### What is needed
Rewrite the material below, replacing each "field-hint" with "hint-text" and leaving everything else as it is.

Records:
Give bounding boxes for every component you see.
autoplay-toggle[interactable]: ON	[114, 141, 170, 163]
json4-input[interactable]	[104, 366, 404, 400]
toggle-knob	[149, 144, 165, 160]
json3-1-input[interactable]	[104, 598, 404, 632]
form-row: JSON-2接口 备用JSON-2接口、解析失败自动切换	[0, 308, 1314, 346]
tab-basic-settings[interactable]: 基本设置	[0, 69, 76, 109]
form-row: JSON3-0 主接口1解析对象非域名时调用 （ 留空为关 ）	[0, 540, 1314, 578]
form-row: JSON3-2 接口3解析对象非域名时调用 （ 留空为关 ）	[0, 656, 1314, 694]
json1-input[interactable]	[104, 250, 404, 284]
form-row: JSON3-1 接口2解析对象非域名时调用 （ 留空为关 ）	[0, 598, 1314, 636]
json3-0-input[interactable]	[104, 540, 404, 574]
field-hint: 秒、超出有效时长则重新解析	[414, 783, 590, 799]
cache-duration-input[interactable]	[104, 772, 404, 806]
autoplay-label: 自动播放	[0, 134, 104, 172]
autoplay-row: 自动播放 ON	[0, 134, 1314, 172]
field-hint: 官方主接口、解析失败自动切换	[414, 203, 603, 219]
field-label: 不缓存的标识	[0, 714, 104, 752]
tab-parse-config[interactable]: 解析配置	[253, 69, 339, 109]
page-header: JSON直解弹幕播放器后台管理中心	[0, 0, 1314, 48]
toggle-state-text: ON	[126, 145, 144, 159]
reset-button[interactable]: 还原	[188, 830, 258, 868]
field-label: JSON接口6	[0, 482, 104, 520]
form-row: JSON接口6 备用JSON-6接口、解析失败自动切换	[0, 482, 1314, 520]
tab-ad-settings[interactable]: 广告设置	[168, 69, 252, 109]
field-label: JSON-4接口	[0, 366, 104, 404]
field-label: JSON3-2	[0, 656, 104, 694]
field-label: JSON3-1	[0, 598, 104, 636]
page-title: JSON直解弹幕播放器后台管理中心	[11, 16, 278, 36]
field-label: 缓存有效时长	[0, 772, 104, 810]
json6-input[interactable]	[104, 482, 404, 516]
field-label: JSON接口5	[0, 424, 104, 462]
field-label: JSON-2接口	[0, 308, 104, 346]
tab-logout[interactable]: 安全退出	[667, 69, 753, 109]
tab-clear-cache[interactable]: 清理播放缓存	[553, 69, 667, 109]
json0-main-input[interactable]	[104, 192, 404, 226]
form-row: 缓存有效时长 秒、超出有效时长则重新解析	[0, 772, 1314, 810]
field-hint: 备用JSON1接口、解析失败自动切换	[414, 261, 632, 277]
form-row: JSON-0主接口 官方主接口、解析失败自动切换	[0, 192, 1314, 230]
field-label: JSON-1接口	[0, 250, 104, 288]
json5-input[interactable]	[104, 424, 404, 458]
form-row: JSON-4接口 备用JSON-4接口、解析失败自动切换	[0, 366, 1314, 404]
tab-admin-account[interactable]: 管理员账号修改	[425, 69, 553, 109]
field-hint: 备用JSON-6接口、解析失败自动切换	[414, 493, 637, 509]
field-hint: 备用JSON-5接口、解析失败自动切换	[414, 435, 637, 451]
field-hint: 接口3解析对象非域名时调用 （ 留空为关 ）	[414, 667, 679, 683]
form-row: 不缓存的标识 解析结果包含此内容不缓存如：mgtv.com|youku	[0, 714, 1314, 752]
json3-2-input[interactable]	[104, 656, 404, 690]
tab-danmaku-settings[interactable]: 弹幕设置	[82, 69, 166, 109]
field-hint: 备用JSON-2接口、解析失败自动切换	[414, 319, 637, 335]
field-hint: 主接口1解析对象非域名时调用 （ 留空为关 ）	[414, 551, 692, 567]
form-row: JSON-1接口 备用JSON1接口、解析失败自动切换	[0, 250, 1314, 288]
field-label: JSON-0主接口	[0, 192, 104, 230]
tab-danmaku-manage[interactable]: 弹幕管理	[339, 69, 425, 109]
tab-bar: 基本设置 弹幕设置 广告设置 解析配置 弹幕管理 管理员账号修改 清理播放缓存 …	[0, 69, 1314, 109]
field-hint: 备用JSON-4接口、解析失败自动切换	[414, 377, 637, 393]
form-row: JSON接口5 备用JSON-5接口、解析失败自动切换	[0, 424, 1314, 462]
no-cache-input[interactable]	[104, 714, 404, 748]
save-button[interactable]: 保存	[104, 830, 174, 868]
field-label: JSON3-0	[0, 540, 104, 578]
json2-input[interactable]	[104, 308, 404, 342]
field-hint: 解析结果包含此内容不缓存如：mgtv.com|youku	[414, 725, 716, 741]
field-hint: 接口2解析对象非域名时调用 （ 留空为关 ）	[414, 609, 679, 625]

### Solution to this problem
Give bounding boxes for every component you see.
autoplay-toggle[interactable]: ON	[114, 141, 170, 163]
json4-input[interactable]	[104, 366, 404, 400]
toggle-knob	[149, 144, 165, 160]
json3-1-input[interactable]	[104, 598, 404, 632]
form-row: JSON-2接口 备用JSON-2接口、解析失败自动切换	[0, 308, 1314, 346]
tab-basic-settings[interactable]: 基本设置	[0, 69, 76, 109]
form-row: JSON3-0 主接口1解析对象非域名时调用 （ 留空为关 ）	[0, 540, 1314, 578]
form-row: JSON3-2 接口3解析对象非域名时调用 （ 留空为关 ）	[0, 656, 1314, 694]
json1-input[interactable]	[104, 250, 404, 284]
form-row: JSON3-1 接口2解析对象非域名时调用 （ 留空为关 ）	[0, 598, 1314, 636]
json3-0-input[interactable]	[104, 540, 404, 574]
hint-text: 秒、超出有效时长则重新解析	[414, 783, 590, 799]
cache-duration-input[interactable]	[104, 772, 404, 806]
autoplay-label: 自动播放	[0, 134, 104, 172]
autoplay-row: 自动播放 ON	[0, 134, 1314, 172]
hint-text: 官方主接口、解析失败自动切换	[414, 203, 603, 219]
field-label: 不缓存的标识	[0, 714, 104, 752]
tab-parse-config[interactable]: 解析配置	[253, 69, 339, 109]
page-header: JSON直解弹幕播放器后台管理中心	[0, 0, 1314, 48]
toggle-state-text: ON	[126, 145, 144, 159]
reset-button[interactable]: 还原	[188, 830, 258, 868]
field-label: JSON接口6	[0, 482, 104, 520]
form-row: JSON接口6 备用JSON-6接口、解析失败自动切换	[0, 482, 1314, 520]
tab-ad-settings[interactable]: 广告设置	[168, 69, 252, 109]
field-label: JSON-4接口	[0, 366, 104, 404]
field-label: JSON3-2	[0, 656, 104, 694]
field-label: JSON3-1	[0, 598, 104, 636]
page-title: JSON直解弹幕播放器后台管理中心	[11, 16, 278, 36]
field-label: 缓存有效时长	[0, 772, 104, 810]
json6-input[interactable]	[104, 482, 404, 516]
field-label: JSON接口5	[0, 424, 104, 462]
field-label: JSON-2接口	[0, 308, 104, 346]
tab-logout[interactable]: 安全退出	[667, 69, 753, 109]
tab-clear-cache[interactable]: 清理播放缓存	[553, 69, 667, 109]
json0-main-input[interactable]	[104, 192, 404, 226]
form-row: 缓存有效时长 秒、超出有效时长则重新解析	[0, 772, 1314, 810]
hint-text: 备用JSON1接口、解析失败自动切换	[414, 261, 632, 277]
form-row: JSON-0主接口 官方主接口、解析失败自动切换	[0, 192, 1314, 230]
field-label: JSON-1接口	[0, 250, 104, 288]
json5-input[interactable]	[104, 424, 404, 458]
form-row: JSON-4接口 备用JSON-4接口、解析失败自动切换	[0, 366, 1314, 404]
tab-admin-account[interactable]: 管理员账号修改	[425, 69, 553, 109]
hint-text: 备用JSON-6接口、解析失败自动切换	[414, 493, 637, 509]
hint-text: 备用JSON-5接口、解析失败自动切换	[414, 435, 637, 451]
hint-text: 接口3解析对象非域名时调用 （ 留空为关 ）	[414, 667, 679, 683]
form-row: 不缓存的标识 解析结果包含此内容不缓存如：mgtv.com|youku	[0, 714, 1314, 752]
json3-2-input[interactable]	[104, 656, 404, 690]
tab-danmaku-settings[interactable]: 弹幕设置	[82, 69, 166, 109]
hint-text: 备用JSON-2接口、解析失败自动切换	[414, 319, 637, 335]
hint-text: 主接口1解析对象非域名时调用 （ 留空为关 ）	[414, 551, 692, 567]
form-row: JSON-1接口 备用JSON1接口、解析失败自动切换	[0, 250, 1314, 288]
field-label: JSON-0主接口	[0, 192, 104, 230]
tab-danmaku-manage[interactable]: 弹幕管理	[339, 69, 425, 109]
tab-bar: 基本设置 弹幕设置 广告设置 解析配置 弹幕管理 管理员账号修改 清理播放缓存 …	[0, 69, 1314, 109]
hint-text: 备用JSON-4接口、解析失败自动切换	[414, 377, 637, 393]
form-row: JSON接口5 备用JSON-5接口、解析失败自动切换	[0, 424, 1314, 462]
no-cache-input[interactable]	[104, 714, 404, 748]
save-button[interactable]: 保存	[104, 830, 174, 868]
field-label: JSON3-0	[0, 540, 104, 578]
json2-input[interactable]	[104, 308, 404, 342]
hint-text: 解析结果包含此内容不缓存如：mgtv.com|youku	[414, 725, 716, 741]
hint-text: 接口2解析对象非域名时调用 （ 留空为关 ）	[414, 609, 679, 625]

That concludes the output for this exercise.